**Entries provided**

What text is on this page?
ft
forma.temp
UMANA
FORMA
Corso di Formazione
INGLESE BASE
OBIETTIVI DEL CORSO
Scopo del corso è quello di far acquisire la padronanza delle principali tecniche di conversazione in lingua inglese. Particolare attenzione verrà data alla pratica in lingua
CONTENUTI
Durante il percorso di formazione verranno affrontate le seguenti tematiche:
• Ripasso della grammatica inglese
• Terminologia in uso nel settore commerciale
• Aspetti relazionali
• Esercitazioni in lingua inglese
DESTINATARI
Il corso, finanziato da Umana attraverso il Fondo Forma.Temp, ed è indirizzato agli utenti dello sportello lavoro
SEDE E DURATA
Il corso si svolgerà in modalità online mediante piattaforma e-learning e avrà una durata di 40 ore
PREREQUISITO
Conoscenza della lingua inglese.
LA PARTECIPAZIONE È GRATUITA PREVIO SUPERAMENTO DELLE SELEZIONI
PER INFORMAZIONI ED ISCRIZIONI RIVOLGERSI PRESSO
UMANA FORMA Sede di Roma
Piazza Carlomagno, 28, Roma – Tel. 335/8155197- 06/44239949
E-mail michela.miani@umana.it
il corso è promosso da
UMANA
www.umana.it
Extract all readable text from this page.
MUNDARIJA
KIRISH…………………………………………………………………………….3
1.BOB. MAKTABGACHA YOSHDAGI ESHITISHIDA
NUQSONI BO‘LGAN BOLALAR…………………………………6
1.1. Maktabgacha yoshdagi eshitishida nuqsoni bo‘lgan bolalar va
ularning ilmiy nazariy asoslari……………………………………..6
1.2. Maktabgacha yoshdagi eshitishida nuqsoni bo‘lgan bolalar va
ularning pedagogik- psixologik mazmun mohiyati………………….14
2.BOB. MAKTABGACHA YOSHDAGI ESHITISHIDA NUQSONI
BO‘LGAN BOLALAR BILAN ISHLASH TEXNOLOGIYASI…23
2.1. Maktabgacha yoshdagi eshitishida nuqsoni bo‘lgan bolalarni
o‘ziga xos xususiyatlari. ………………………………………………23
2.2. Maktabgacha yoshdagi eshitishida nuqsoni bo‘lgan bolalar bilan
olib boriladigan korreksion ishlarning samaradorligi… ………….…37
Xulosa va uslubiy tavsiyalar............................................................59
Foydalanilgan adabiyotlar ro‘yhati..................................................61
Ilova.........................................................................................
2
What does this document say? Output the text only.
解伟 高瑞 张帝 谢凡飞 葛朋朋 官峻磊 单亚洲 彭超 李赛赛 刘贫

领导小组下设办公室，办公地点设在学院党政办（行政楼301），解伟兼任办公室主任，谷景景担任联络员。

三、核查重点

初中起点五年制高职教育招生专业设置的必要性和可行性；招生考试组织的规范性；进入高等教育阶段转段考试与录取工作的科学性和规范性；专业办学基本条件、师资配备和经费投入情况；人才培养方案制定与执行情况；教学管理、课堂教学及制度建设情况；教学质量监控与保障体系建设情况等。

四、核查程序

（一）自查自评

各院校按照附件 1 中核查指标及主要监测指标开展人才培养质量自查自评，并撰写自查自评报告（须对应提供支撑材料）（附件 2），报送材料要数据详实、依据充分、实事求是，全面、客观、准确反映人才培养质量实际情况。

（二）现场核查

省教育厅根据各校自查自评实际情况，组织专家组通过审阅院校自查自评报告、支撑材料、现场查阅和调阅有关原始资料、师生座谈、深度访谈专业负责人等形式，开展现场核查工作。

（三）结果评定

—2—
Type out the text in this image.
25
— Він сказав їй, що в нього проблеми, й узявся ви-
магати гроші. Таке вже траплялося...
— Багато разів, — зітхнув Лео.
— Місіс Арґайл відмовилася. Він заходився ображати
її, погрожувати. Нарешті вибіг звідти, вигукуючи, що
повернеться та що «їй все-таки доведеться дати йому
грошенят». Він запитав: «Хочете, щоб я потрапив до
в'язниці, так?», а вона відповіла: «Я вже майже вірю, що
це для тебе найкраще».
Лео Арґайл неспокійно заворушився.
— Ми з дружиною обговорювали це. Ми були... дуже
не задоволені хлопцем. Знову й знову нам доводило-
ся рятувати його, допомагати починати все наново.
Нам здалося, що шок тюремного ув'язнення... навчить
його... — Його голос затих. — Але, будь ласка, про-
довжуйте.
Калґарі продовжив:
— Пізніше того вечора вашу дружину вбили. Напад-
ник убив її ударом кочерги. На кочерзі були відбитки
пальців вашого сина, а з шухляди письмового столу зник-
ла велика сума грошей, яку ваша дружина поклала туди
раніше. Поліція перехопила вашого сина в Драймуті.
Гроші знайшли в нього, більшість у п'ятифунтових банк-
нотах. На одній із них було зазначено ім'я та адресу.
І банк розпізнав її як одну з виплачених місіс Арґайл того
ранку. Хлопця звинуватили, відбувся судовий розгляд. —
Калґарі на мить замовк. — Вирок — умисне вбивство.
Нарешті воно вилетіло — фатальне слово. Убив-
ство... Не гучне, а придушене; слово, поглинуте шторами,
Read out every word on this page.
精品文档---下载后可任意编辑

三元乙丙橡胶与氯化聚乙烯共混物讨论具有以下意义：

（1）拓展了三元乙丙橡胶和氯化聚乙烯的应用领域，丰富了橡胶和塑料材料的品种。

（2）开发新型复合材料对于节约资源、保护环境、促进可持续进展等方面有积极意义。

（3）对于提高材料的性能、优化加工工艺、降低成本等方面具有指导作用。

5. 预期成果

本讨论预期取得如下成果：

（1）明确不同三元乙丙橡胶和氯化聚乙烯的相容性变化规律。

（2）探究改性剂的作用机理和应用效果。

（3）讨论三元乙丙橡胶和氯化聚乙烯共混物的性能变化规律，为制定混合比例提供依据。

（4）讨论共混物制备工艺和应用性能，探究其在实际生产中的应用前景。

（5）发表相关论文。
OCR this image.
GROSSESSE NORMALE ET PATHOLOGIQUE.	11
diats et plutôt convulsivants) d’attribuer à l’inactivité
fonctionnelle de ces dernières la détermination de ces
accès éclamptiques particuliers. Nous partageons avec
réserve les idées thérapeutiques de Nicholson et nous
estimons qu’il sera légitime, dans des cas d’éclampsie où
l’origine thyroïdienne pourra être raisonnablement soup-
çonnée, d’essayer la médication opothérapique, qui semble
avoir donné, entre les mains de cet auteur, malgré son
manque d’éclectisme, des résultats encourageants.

**What to produce**
In the records above, find each line that holds the word "Roma"; copy all such lines.

**Written response**
UMANA FORMA Sede di Roma
Piazza Carlomagno, 28, Roma – Tel. 335/8155197- 06/44239949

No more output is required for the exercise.